• WHAT TO WORK ON: Return each line of the records with nothing changed, pictures excepted.
# # # # #
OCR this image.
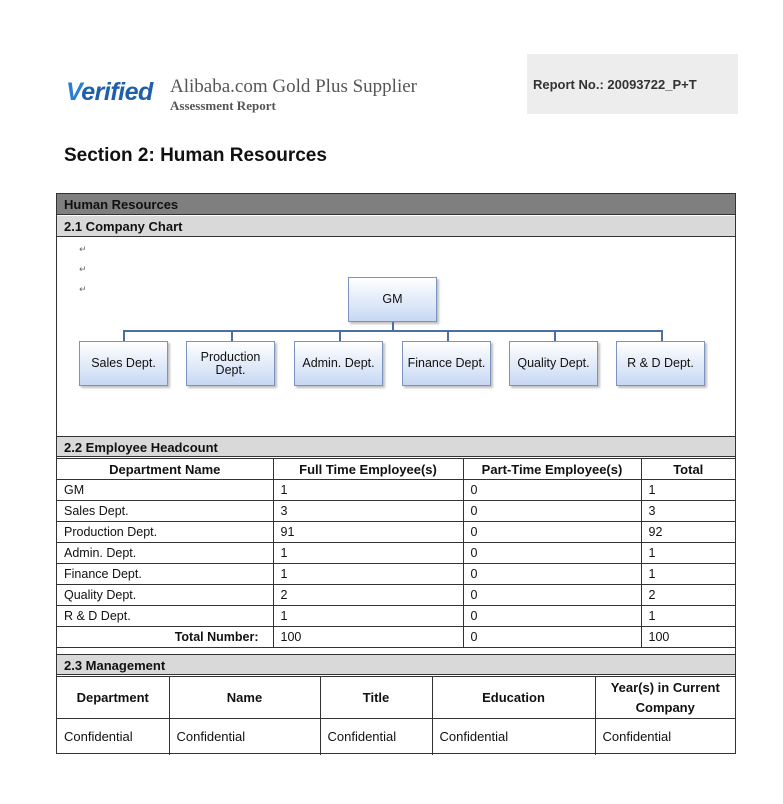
Verified Alibaba.com Gold Plus Supplier
Assessment Report
Report No.: 20093722_P+T
Section 2: Human Resources
Human Resources
2.1 Company Chart
↵
↵
↵
GM
Sales Dept.	Production Dept.	Admin. Dept.	Finance Dept.	Quality Dept.	R & D Dept.
2.2 Employee Headcount
Department Name	Full Time Employee(s)	Part-Time Employee(s)	Total
GM	1	0	1
Sales Dept.	3	0	3
Production Dept.	91	0	92
Admin. Dept.	1	0	1
Finance Dept.	1	0	1
Quality Dept.	2	0	2
R & D Dept.	1	0	1
Total Number:	100	0	100
2.3 Management
Department	Name	Title	Education	Year(s) in Current Company
Confidential	Confidential	Confidential	Confidential	Confidential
# # # # #
• REPLY TO THE TASK:
OCR this image.
Verified Alibaba.com Gold Plus Supplier
Assessment Report
Report No.: 20093722_P+T
Section 2: Human Resources
Human Resources
2.1 Company Chart
↵
↵
↵
GM
Sales Dept.	Production Dept.	Admin. Dept.	Finance Dept.	Quality Dept.	R & D Dept.
2.2 Employee Headcount
Department Name	Full Time Employee(s)	Part-Time Employee(s)	Total
GM	1	0	1
Sales Dept.	3	0	3
Production Dept.	91	0	92
Admin. Dept.	1	0	1
Finance Dept.	1	0	1
Quality Dept.	2	0	2
R & D Dept.	1	0	1
Total Number:	100	0	100
2.3 Management
Department	Name	Title	Education	Year(s) in Current Company
Confidential	Confidential	Confidential	Confidential	Confidential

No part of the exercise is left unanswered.